▶ _Short task_:
Pick out the lines in the listing below that contain the word "低能量类" and copy them.

## Begin

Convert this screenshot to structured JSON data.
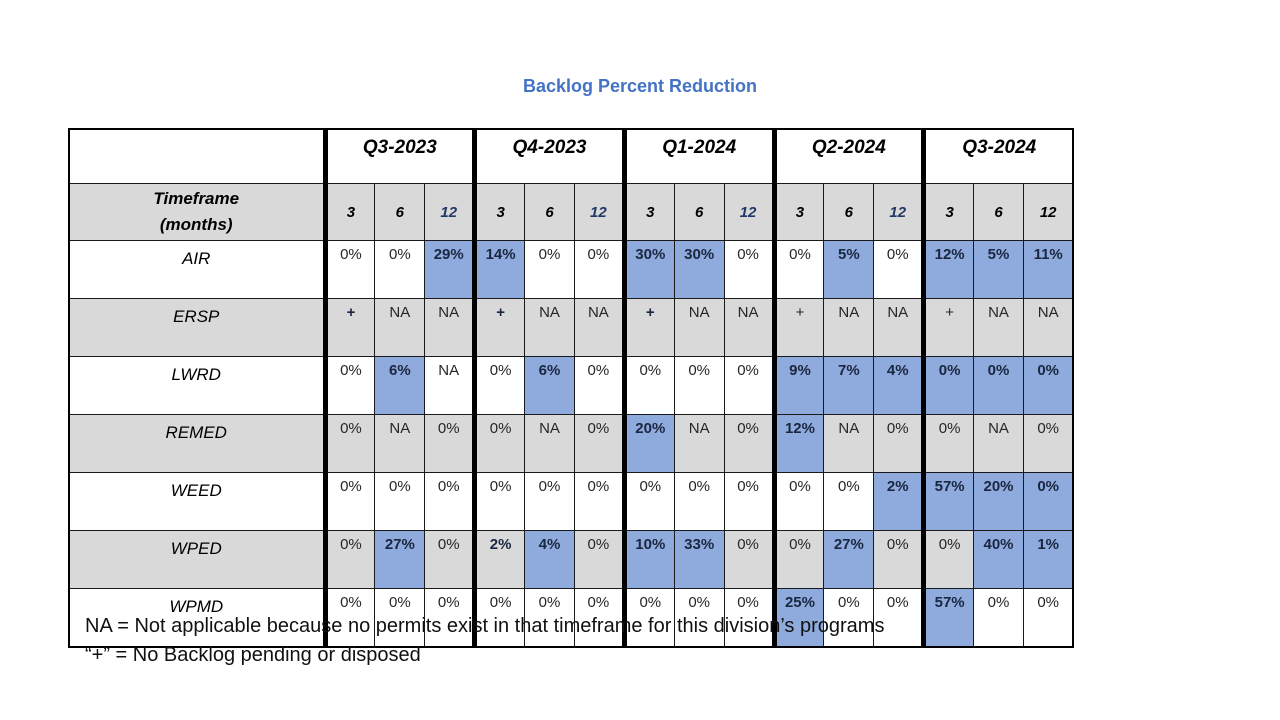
{
  "title": "Backlog Percent Reduction",
  "timeframe_header": {
    "line1": "Timeframe",
    "line2": "(months)"
  },
  "quarters": [
    {
      "label": "Q3-2023",
      "months": [
        {
          "v": "3",
          "navy": false
        },
        {
          "v": "6",
          "navy": false
        },
        {
          "v": "12",
          "navy": true
        }
      ]
    },
    {
      "label": "Q4-2023",
      "months": [
        {
          "v": "3",
          "navy": false
        },
        {
          "v": "6",
          "navy": false
        },
        {
          "v": "12",
          "navy": true
        }
      ]
    },
    {
      "label": "Q1-2024",
      "months": [
        {
          "v": "3",
          "navy": false
        },
        {
          "v": "6",
          "navy": false
        },
        {
          "v": "12",
          "navy": true
        }
      ]
    },
    {
      "label": "Q2-2024",
      "months": [
        {
          "v": "3",
          "navy": false
        },
        {
          "v": "6",
          "navy": false
        },
        {
          "v": "12",
          "navy": true
        }
      ]
    },
    {
      "label": "Q3-2024",
      "months": [
        {
          "v": "3",
          "navy": false
        },
        {
          "v": "6",
          "navy": false
        },
        {
          "v": "12",
          "navy": false
        }
      ]
    }
  ],
  "rows": [
    {
      "label": "AIR",
      "shaded": false,
      "cells": [
        {
          "v": "0%"
        },
        {
          "v": "0%"
        },
        {
          "v": "29%",
          "hl": true,
          "b": true
        },
        {
          "v": "14%",
          "hl": true,
          "b": true
        },
        {
          "v": "0%"
        },
        {
          "v": "0%"
        },
        {
          "v": "30%",
          "hl": true,
          "b": true
        },
        {
          "v": "30%",
          "hl": true,
          "b": true
        },
        {
          "v": "0%"
        },
        {
          "v": "0%"
        },
        {
          "v": "5%",
          "hl": true,
          "b": true
        },
        {
          "v": "0%"
        },
        {
          "v": "12%",
          "hl": true,
          "b": true
        },
        {
          "v": "5%",
          "hl": true,
          "b": true
        },
        {
          "v": "11%",
          "hl": true,
          "b": true
        }
      ]
    },
    {
      "label": "ERSP",
      "shaded": true,
      "cells": [
        {
          "v": "+",
          "b": true
        },
        {
          "v": "NA"
        },
        {
          "v": "NA"
        },
        {
          "v": "+",
          "b": true
        },
        {
          "v": "NA"
        },
        {
          "v": "NA"
        },
        {
          "v": "+",
          "b": true
        },
        {
          "v": "NA"
        },
        {
          "v": "NA"
        },
        {
          "v": "+"
        },
        {
          "v": "NA"
        },
        {
          "v": "NA"
        },
        {
          "v": "+"
        },
        {
          "v": "NA"
        },
        {
          "v": "NA"
        }
      ]
    },
    {
      "label": "LWRD",
      "shaded": false,
      "cells": [
        {
          "v": "0%"
        },
        {
          "v": "6%",
          "hl": true,
          "b": true
        },
        {
          "v": "NA"
        },
        {
          "v": "0%"
        },
        {
          "v": "6%",
          "hl": true,
          "b": true
        },
        {
          "v": "0%"
        },
        {
          "v": "0%"
        },
        {
          "v": "0%"
        },
        {
          "v": "0%"
        },
        {
          "v": "9%",
          "hl": true,
          "b": true
        },
        {
          "v": "7%",
          "hl": true,
          "b": true
        },
        {
          "v": "4%",
          "hl": true,
          "b": true
        },
        {
          "v": "0%",
          "hl": true,
          "b": true
        },
        {
          "v": "0%",
          "hl": true,
          "b": true
        },
        {
          "v": "0%",
          "hl": true,
          "b": true
        }
      ]
    },
    {
      "label": "REMED",
      "shaded": true,
      "cells": [
        {
          "v": "0%"
        },
        {
          "v": "NA"
        },
        {
          "v": "0%"
        },
        {
          "v": "0%"
        },
        {
          "v": "NA"
        },
        {
          "v": "0%"
        },
        {
          "v": "20%",
          "hl": true,
          "b": true
        },
        {
          "v": "NA"
        },
        {
          "v": "0%"
        },
        {
          "v": "12%",
          "hl": true,
          "b": true
        },
        {
          "v": "NA"
        },
        {
          "v": "0%"
        },
        {
          "v": "0%"
        },
        {
          "v": "NA"
        },
        {
          "v": "0%"
        }
      ]
    },
    {
      "label": "WEED",
      "shaded": false,
      "cells": [
        {
          "v": "0%"
        },
        {
          "v": "0%"
        },
        {
          "v": "0%"
        },
        {
          "v": "0%"
        },
        {
          "v": "0%"
        },
        {
          "v": "0%"
        },
        {
          "v": "0%"
        },
        {
          "v": "0%"
        },
        {
          "v": "0%"
        },
        {
          "v": "0%"
        },
        {
          "v": "0%"
        },
        {
          "v": "2%",
          "hl": true,
          "b": true
        },
        {
          "v": "57%",
          "hl": true,
          "b": true
        },
        {
          "v": "20%",
          "hl": true,
          "b": true
        },
        {
          "v": "0%",
          "hl": true,
          "b": true
        }
      ]
    },
    {
      "label": "WPED",
      "shaded": true,
      "cells": [
        {
          "v": "0%"
        },
        {
          "v": "27%",
          "hl": true,
          "b": true
        },
        {
          "v": "0%"
        },
        {
          "v": "2%",
          "b": true
        },
        {
          "v": "4%",
          "hl": true,
          "b": true
        },
        {
          "v": "0%"
        },
        {
          "v": "10%",
          "hl": true,
          "b": true
        },
        {
          "v": "33%",
          "hl": true,
          "b": true
        },
        {
          "v": "0%"
        },
        {
          "v": "0%"
        },
        {
          "v": "27%",
          "hl": true,
          "b": true
        },
        {
          "v": "0%"
        },
        {
          "v": "0%"
        },
        {
          "v": "40%",
          "hl": true,
          "b": true
        },
        {
          "v": "1%",
          "hl": true,
          "b": true
        }
      ]
    },
    {
      "label": "WPMD",
      "shaded": false,
      "cells": [
        {
          "v": "0%"
        },
        {
          "v": "0%"
        },
        {
          "v": "0%"
        },
        {
          "v": "0%"
        },
        {
          "v": "0%"
        },
        {
          "v": "0%"
        },
        {
          "v": "0%"
        },
        {
          "v": "0%"
        },
        {
          "v": "0%"
        },
        {
          "v": "25%",
          "hl": true,
          "b": true
        },
        {
          "v": "0%"
        },
        {
          "v": "0%"
        },
        {
          "v": "57%",
          "hl": true,
          "b": true
        },
        {
          "v": "0%"
        },
        {
          "v": "0%"
        }
      ]
    }
  ],
  "footnotes": [
    "NA = Not applicable because no permits exist in that timeframe for this division’s programs",
    "“+” = No Backlog pending or disposed"
  ],
  "colors": {
    "title_blue": "#4472c4",
    "highlight_blue": "#8faadc",
    "row_gray": "#d9d9d9",
    "navy_12": "#1f3864"
  }
}
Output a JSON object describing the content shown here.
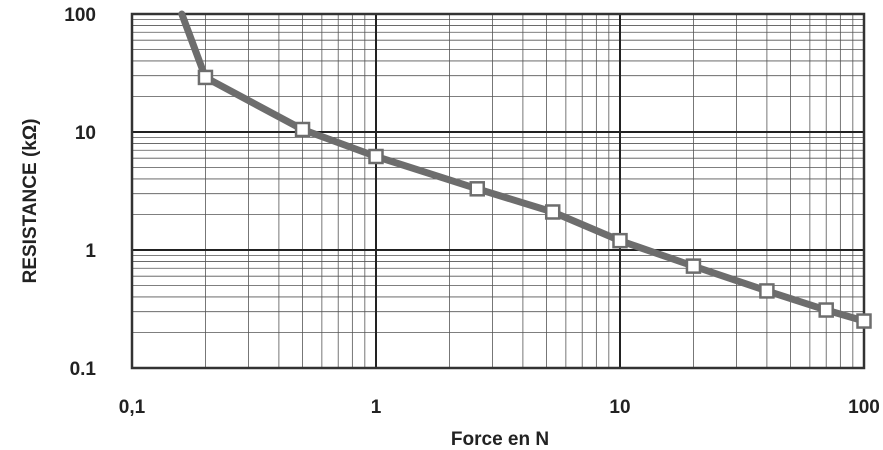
{
  "chart_data": {
    "type": "line",
    "x_scale": "log",
    "y_scale": "log",
    "xlim": [
      0.1,
      100
    ],
    "ylim": [
      0.1,
      100
    ],
    "xlabel": "Force en N",
    "ylabel": "RESISTANCE (kΩ)",
    "x_ticks": [
      "0,1",
      "1",
      "10",
      "100"
    ],
    "y_ticks": [
      "0.1",
      "1",
      "10",
      "100"
    ],
    "grid": true,
    "line_color": "#6d6d6d",
    "marker_color": "#ffffff",
    "curve_start": {
      "x": 0.16,
      "y": 100
    },
    "series": [
      {
        "points": [
          {
            "x": 0.2,
            "y": 29
          },
          {
            "x": 0.5,
            "y": 10.5
          },
          {
            "x": 1.0,
            "y": 6.2
          },
          {
            "x": 2.6,
            "y": 3.3
          },
          {
            "x": 5.3,
            "y": 2.1
          },
          {
            "x": 10,
            "y": 1.2
          },
          {
            "x": 20,
            "y": 0.73
          },
          {
            "x": 40,
            "y": 0.45
          },
          {
            "x": 70,
            "y": 0.31
          },
          {
            "x": 100,
            "y": 0.25
          }
        ]
      }
    ]
  }
}
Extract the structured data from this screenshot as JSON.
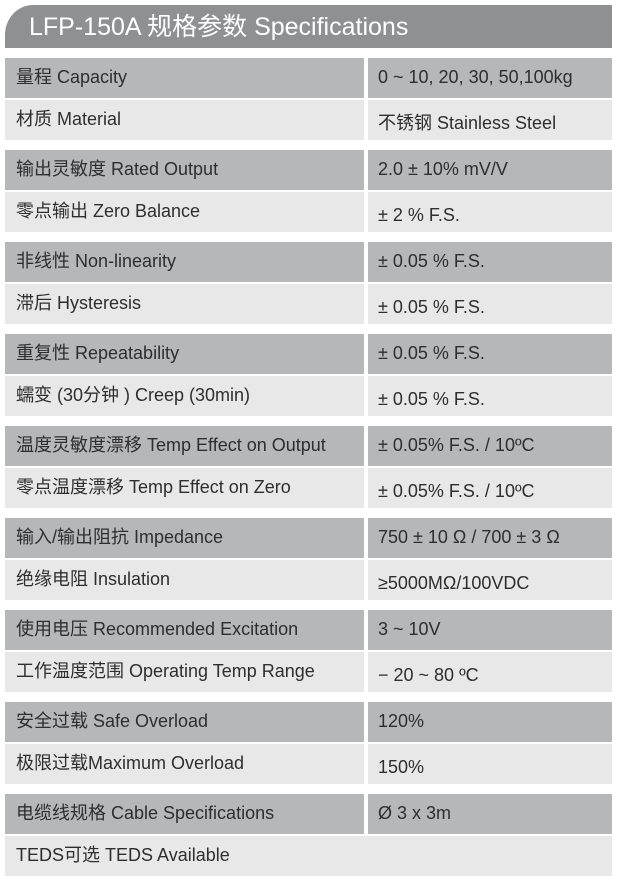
{
  "header": {
    "title": "LFP-150A 规格参数 Specifications"
  },
  "rows": [
    {
      "label": "量程 Capacity",
      "value": "0 ~ 10, 20, 30, 50,100kg"
    },
    {
      "label": "材质 Material",
      "value": "不锈钢 Stainless Steel"
    },
    {
      "label": "输出灵敏度 Rated Output",
      "value": "2.0 ± 10% mV/V"
    },
    {
      "label": "零点输出  Zero Balance",
      "value": "± 2 % F.S."
    },
    {
      "label": "非线性 Non-linearity",
      "value": "± 0.05 % F.S."
    },
    {
      "label": "滞后 Hysteresis",
      "value": "± 0.05 % F.S."
    },
    {
      "label": "重复性 Repeatability",
      "value": "± 0.05 % F.S."
    },
    {
      "label": "蠕变 (30分钟 ) Creep (30min)",
      "value": "± 0.05 % F.S."
    },
    {
      "label": "温度灵敏度漂移 Temp Effect on Output",
      "value": "± 0.05% F.S. / 10ºC"
    },
    {
      "label": "零点温度漂移 Temp Effect on Zero",
      "value": "± 0.05% F.S. / 10ºC"
    },
    {
      "label": "输入/输出阻抗 Impedance",
      "value": "750 ± 10 Ω  /  700 ± 3 Ω"
    },
    {
      "label": "绝缘电阻  Insulation",
      "value": "≥5000MΩ/100VDC"
    },
    {
      "label": "使用电压 Recommended Excitation",
      "value": "3 ~ 10V"
    },
    {
      "label": "工作温度范围 Operating Temp  Range",
      "value": "− 20 ~ 80 ºC"
    },
    {
      "label": "安全过载 Safe Overload",
      "value": "120%"
    },
    {
      "label": "极限过载Maximum Overload",
      "value": "150%"
    },
    {
      "label": "电缆线规格 Cable Specifications",
      "value": "Ø 3 x 3m"
    },
    {
      "label": "TEDS可选 TEDS Available"
    }
  ]
}
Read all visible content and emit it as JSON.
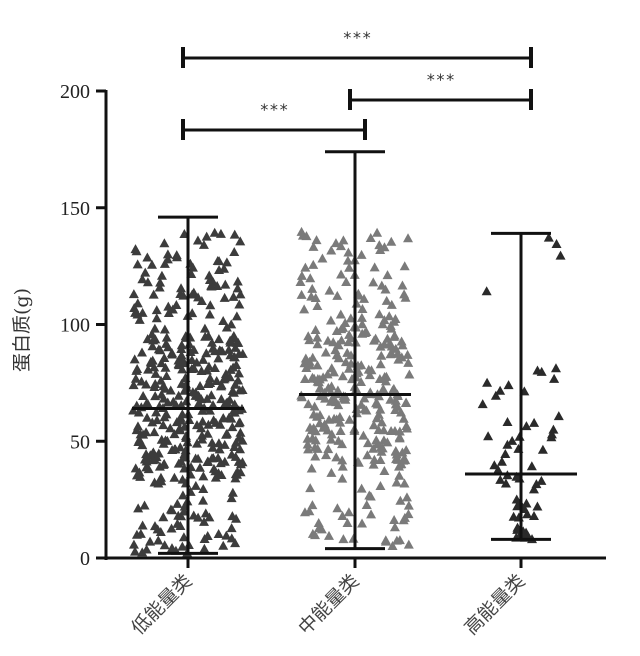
{
  "chart_data": {
    "type": "scatter",
    "subtype": "dot plot with median and range (min–max) bars",
    "ylabel": "蛋白质(g)",
    "xlabel": "",
    "ylim": [
      0,
      200
    ],
    "yticks": [
      0,
      50,
      100,
      150,
      200
    ],
    "grid": false,
    "categories": [
      "低能量类",
      "中能量类",
      "高能量类"
    ],
    "series": [
      {
        "category": "低能量类",
        "median": 64,
        "min": 2,
        "max": 146,
        "color": "#3c3c3c",
        "marker": "triangle"
      },
      {
        "category": "中能量类",
        "median": 70,
        "min": 4,
        "max": 174,
        "color": "#7a7a7a",
        "marker": "triangle"
      },
      {
        "category": "高能量类",
        "median": 36,
        "min": 8,
        "max": 139,
        "color": "#2a2a2a",
        "marker": "triangle"
      }
    ],
    "annotations": [
      {
        "from": "低能量类",
        "to": "中能量类",
        "label": "***"
      },
      {
        "from": "中能量类",
        "to": "高能量类",
        "label": "***"
      },
      {
        "from": "低能量类",
        "to": "高能量类",
        "label": "***"
      }
    ]
  }
}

## End

▶ _Written reply_:
      "低能量类",
        "category": "低能量类",
        "from": "低能量类",
        "from": "低能量类",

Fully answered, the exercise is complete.